_Exercise objective:_ Identify all lines in the listing that include the word "prévues", and copy them out.

Source data
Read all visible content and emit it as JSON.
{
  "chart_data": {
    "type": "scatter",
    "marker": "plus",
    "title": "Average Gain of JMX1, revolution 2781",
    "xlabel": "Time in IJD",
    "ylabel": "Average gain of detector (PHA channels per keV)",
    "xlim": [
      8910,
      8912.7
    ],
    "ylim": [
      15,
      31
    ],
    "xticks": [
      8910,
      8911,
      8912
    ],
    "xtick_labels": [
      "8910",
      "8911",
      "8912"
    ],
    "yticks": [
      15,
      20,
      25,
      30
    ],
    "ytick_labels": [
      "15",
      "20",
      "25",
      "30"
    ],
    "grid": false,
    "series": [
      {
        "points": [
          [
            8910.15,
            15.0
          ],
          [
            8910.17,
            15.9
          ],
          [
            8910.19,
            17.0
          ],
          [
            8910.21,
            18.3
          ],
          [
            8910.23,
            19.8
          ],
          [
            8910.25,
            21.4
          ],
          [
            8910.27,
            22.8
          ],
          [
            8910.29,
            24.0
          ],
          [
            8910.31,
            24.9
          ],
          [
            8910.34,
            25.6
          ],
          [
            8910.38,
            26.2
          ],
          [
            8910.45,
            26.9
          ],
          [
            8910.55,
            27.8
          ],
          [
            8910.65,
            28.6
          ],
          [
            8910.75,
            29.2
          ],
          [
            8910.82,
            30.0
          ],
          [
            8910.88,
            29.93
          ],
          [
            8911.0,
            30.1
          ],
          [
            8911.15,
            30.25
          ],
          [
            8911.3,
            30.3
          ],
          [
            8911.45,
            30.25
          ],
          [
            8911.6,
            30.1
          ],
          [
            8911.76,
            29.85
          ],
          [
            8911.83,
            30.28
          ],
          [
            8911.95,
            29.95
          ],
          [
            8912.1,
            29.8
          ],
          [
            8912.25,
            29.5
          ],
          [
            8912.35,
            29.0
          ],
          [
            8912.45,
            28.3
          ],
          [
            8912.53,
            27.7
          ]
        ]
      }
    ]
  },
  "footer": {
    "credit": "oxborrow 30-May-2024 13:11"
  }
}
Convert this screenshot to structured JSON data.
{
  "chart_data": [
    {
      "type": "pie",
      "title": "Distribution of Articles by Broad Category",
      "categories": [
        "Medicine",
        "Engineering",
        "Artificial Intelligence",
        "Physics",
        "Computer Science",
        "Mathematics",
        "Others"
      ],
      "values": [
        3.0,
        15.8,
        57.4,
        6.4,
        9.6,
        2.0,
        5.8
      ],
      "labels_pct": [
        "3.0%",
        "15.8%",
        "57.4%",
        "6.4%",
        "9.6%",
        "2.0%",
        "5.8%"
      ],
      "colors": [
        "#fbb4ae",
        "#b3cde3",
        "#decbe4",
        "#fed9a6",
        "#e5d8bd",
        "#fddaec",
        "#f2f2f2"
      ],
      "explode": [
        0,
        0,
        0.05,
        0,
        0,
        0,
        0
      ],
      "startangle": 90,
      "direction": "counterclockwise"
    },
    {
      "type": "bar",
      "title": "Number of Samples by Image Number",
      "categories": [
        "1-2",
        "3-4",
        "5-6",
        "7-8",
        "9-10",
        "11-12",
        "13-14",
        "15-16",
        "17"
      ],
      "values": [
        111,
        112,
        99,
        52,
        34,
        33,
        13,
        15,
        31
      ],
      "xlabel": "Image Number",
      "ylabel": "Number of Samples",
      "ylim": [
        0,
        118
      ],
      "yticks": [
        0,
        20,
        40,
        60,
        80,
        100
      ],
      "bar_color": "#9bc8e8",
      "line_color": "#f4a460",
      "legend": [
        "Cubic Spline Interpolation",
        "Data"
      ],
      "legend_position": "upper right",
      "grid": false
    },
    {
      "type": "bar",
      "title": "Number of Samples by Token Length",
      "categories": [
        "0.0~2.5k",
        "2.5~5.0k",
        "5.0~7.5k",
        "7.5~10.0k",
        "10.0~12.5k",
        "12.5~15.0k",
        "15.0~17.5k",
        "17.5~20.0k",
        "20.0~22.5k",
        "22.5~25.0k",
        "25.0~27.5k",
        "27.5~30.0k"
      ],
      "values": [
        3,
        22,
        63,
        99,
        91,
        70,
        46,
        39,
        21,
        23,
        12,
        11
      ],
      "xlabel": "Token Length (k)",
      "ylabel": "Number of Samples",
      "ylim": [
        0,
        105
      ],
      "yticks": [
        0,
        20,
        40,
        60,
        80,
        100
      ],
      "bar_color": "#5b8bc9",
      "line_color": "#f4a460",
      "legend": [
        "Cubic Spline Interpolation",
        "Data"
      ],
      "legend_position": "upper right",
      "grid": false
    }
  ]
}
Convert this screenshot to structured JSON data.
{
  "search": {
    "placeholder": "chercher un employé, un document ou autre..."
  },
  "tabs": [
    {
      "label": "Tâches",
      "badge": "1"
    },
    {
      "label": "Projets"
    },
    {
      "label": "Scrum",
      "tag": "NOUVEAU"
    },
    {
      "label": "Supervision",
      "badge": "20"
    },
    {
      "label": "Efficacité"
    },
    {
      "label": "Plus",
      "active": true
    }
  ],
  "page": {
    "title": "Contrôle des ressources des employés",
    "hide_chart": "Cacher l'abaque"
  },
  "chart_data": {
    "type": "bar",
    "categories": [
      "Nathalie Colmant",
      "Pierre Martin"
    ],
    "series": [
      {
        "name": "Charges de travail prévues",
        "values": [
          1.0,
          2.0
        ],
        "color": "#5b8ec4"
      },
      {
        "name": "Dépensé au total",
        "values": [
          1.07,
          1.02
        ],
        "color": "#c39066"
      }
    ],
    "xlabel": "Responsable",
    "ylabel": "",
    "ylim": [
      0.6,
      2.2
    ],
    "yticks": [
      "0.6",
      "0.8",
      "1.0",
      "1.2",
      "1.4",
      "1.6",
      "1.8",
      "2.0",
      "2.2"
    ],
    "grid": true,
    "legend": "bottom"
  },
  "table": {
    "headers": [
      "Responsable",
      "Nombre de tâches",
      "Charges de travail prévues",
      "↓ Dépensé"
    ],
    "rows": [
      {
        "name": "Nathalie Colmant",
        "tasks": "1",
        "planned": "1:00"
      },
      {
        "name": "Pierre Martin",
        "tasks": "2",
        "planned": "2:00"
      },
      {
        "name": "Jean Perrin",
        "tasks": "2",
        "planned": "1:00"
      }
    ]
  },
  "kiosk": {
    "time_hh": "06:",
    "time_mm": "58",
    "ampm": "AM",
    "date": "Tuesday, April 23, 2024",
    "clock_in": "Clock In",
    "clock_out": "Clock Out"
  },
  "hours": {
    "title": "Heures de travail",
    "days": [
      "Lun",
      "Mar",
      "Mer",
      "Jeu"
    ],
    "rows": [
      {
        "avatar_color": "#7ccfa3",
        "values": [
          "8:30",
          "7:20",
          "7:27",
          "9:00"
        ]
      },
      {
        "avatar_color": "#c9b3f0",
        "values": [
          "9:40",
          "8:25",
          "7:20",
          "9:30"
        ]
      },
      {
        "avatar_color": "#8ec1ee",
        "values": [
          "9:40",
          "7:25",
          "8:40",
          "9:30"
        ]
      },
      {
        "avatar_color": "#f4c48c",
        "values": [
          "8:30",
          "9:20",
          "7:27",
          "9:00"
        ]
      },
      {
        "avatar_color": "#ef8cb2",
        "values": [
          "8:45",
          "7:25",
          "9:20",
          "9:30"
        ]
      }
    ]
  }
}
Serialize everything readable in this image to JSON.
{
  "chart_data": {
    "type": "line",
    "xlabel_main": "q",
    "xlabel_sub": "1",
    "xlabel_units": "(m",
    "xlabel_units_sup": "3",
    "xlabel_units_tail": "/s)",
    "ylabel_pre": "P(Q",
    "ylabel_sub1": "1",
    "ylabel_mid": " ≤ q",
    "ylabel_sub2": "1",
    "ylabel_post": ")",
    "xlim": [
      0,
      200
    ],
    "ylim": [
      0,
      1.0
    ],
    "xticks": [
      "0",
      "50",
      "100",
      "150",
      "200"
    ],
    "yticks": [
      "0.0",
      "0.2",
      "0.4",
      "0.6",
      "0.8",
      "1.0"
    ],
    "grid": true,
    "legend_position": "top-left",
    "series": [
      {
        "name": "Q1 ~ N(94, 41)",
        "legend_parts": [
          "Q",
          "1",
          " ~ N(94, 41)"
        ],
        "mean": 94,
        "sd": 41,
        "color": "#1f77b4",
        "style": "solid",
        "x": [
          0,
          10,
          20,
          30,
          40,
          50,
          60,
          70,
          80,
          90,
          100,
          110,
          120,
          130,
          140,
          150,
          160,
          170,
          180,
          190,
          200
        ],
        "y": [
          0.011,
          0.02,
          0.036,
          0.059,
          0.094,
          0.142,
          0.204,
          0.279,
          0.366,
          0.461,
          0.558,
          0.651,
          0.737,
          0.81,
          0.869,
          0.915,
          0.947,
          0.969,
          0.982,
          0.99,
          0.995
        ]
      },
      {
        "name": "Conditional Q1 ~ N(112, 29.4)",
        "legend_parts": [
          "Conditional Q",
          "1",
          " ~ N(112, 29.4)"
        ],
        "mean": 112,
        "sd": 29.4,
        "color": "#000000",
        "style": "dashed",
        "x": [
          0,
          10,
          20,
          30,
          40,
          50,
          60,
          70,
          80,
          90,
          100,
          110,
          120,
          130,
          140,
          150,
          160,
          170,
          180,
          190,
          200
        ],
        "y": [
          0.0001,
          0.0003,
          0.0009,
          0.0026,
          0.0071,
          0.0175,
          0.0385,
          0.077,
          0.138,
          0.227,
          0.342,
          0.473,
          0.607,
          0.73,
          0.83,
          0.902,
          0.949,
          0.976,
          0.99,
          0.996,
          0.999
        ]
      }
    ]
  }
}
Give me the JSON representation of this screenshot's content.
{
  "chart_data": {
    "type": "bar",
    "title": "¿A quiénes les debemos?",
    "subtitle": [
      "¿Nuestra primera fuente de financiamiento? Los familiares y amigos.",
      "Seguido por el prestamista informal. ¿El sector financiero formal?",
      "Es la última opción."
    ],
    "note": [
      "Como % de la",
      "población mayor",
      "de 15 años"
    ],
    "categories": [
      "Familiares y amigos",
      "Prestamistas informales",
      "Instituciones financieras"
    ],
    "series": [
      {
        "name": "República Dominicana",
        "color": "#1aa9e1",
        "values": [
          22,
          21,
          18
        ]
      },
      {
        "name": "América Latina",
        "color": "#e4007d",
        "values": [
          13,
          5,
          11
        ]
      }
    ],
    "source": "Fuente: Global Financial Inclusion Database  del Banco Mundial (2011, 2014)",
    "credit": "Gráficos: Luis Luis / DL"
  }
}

_The output:_
        "name": "Charges de travail prévues",
      "Charges de travail prévues",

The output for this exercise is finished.